--- Task objective ---
Every line containing the word "Fecha" needs to be found and copied.

--- Records for this task ---
○ ○ ○ ○ ○

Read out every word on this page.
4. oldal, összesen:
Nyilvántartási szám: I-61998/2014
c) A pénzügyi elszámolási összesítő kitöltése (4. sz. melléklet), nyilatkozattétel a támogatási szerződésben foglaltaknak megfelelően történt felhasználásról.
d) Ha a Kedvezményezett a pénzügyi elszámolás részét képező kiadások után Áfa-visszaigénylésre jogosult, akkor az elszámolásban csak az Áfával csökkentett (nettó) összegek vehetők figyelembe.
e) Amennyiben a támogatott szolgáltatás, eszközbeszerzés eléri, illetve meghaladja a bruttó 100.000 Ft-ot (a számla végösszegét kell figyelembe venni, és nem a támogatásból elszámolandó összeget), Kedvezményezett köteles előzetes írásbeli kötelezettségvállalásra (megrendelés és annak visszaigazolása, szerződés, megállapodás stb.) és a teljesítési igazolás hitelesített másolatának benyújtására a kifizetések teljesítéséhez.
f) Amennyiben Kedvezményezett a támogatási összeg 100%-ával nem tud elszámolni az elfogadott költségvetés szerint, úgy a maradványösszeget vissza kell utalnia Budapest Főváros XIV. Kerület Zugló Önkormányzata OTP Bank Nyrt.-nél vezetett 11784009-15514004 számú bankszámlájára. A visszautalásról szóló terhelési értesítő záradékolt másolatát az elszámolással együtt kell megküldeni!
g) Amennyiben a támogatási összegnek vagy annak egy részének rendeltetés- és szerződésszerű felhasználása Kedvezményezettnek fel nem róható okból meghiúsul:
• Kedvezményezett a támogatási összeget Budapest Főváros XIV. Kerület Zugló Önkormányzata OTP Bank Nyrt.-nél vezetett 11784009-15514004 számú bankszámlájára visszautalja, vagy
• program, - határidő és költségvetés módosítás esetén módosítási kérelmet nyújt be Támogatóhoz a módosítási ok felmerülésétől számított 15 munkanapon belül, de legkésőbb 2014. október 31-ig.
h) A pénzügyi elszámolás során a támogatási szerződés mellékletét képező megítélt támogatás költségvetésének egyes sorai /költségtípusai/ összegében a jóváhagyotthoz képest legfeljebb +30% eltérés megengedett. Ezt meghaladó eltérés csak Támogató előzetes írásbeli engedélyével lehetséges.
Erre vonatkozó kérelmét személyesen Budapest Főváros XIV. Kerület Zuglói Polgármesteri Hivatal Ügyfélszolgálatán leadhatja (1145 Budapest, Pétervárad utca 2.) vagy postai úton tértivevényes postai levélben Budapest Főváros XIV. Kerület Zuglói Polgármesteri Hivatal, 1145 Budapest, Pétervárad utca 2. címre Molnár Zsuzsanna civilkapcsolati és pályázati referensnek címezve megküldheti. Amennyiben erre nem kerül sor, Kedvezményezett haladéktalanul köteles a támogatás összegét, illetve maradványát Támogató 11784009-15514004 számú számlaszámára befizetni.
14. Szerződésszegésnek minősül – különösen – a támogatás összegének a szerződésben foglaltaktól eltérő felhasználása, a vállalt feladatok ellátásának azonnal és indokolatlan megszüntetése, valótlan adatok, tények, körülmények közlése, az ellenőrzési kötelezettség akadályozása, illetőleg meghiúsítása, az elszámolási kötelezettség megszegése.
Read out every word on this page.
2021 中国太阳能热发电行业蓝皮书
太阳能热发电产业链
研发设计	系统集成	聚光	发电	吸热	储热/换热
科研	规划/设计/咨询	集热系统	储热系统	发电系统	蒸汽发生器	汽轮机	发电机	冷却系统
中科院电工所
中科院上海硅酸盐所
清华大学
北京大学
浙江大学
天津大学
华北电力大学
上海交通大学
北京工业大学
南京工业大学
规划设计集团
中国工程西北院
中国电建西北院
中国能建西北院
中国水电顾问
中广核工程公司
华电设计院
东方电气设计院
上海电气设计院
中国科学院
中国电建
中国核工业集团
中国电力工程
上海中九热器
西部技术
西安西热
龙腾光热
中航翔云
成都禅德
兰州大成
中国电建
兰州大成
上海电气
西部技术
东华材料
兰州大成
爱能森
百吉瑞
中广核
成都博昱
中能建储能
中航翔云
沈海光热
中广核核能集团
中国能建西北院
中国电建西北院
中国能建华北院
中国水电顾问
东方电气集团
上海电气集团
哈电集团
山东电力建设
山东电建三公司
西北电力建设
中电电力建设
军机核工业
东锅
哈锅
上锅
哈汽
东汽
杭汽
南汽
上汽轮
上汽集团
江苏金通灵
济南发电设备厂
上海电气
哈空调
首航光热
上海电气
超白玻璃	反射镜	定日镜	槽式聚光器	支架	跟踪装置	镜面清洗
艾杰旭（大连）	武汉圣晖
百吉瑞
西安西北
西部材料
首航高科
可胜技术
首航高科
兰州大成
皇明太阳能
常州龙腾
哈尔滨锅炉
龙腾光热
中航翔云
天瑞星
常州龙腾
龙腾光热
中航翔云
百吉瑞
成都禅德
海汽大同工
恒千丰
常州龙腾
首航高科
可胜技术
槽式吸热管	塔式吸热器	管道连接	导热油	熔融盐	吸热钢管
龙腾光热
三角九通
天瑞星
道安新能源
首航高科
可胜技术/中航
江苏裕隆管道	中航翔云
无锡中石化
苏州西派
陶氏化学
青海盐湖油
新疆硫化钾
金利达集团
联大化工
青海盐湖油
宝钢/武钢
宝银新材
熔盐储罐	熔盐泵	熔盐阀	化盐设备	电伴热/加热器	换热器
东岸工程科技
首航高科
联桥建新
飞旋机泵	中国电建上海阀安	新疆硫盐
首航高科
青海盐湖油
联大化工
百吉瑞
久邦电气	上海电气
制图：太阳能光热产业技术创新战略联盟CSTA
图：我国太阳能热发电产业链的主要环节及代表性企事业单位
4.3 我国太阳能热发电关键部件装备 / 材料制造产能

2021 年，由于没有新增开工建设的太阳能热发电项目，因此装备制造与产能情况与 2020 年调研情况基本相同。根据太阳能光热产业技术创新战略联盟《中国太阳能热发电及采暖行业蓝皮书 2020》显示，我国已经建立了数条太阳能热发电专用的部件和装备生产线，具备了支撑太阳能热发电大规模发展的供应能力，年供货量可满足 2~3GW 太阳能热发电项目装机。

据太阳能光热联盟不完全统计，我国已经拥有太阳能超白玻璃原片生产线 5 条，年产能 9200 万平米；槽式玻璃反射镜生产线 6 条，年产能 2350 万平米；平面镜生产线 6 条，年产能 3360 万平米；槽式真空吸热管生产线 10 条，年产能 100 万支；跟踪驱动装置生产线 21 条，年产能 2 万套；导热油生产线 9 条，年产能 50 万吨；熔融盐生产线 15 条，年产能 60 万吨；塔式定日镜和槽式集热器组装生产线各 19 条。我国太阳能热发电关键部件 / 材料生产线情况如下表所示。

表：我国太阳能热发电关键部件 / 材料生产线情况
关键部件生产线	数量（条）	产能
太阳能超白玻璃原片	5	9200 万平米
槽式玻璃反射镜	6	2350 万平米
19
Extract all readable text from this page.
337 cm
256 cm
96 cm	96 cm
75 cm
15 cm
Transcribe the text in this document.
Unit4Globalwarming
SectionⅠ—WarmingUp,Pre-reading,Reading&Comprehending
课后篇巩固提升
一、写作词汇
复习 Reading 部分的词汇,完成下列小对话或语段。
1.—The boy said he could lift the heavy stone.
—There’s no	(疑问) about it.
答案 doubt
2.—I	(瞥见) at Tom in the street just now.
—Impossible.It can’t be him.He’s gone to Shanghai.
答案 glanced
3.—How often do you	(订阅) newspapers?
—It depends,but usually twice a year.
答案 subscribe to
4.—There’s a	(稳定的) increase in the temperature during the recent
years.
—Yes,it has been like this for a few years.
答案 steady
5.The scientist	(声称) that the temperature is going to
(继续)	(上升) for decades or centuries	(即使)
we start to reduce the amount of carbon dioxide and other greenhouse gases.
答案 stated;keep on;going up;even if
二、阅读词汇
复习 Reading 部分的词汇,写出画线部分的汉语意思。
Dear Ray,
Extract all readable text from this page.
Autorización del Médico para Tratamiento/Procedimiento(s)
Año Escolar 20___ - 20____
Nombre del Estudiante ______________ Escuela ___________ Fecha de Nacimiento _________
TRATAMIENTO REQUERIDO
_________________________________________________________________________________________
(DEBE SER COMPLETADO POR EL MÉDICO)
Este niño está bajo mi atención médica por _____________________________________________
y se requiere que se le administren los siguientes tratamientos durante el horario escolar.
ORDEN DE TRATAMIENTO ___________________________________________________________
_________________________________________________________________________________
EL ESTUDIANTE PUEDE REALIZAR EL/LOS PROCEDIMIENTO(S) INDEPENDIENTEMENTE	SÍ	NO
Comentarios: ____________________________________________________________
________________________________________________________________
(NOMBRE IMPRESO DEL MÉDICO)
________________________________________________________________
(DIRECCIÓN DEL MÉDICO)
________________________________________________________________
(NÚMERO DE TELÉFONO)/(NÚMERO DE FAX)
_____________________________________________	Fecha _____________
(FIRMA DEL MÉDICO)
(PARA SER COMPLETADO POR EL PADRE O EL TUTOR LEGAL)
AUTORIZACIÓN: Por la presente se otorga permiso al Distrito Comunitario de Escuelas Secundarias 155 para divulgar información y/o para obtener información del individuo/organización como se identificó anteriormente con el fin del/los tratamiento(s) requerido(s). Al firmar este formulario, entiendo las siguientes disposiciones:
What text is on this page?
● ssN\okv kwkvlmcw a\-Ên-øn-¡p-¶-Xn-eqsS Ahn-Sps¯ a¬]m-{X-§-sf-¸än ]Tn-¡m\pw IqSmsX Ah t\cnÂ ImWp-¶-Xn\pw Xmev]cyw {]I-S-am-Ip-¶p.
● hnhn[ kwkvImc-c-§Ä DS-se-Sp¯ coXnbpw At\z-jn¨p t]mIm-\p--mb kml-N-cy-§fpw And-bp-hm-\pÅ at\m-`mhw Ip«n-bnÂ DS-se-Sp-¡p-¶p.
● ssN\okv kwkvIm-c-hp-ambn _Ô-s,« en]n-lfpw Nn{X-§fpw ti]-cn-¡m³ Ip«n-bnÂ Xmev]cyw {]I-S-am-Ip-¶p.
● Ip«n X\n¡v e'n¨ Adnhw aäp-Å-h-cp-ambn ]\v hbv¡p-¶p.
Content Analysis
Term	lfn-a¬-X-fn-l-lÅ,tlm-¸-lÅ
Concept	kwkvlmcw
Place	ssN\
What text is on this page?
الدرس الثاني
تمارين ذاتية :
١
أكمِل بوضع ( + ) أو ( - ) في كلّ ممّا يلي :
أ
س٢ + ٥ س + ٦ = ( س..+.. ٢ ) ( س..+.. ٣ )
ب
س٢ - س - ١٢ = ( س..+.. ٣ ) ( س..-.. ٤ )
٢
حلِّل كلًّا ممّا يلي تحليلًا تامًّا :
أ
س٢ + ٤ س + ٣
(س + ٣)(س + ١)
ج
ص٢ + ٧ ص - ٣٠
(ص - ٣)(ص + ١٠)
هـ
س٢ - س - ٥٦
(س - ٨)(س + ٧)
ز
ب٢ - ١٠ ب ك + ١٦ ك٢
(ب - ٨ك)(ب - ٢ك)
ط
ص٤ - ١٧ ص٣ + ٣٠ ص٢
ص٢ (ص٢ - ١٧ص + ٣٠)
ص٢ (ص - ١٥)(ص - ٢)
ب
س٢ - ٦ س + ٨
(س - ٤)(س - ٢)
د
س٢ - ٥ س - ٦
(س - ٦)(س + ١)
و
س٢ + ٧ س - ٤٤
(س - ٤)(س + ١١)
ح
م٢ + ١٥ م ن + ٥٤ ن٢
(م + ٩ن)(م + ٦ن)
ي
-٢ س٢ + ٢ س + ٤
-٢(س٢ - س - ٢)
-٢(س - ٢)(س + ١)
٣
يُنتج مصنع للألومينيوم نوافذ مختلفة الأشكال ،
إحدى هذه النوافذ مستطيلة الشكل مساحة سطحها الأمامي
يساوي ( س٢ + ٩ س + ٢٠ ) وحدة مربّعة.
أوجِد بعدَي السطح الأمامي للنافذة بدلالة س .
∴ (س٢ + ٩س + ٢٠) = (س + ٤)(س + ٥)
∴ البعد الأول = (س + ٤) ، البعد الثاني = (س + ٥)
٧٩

○ ○ ○ ○ ○

--- Complete output ---
Nombre del Estudiante ______________ Escuela ___________ Fecha de Nacimiento _________
_____________________________________________	Fecha _____________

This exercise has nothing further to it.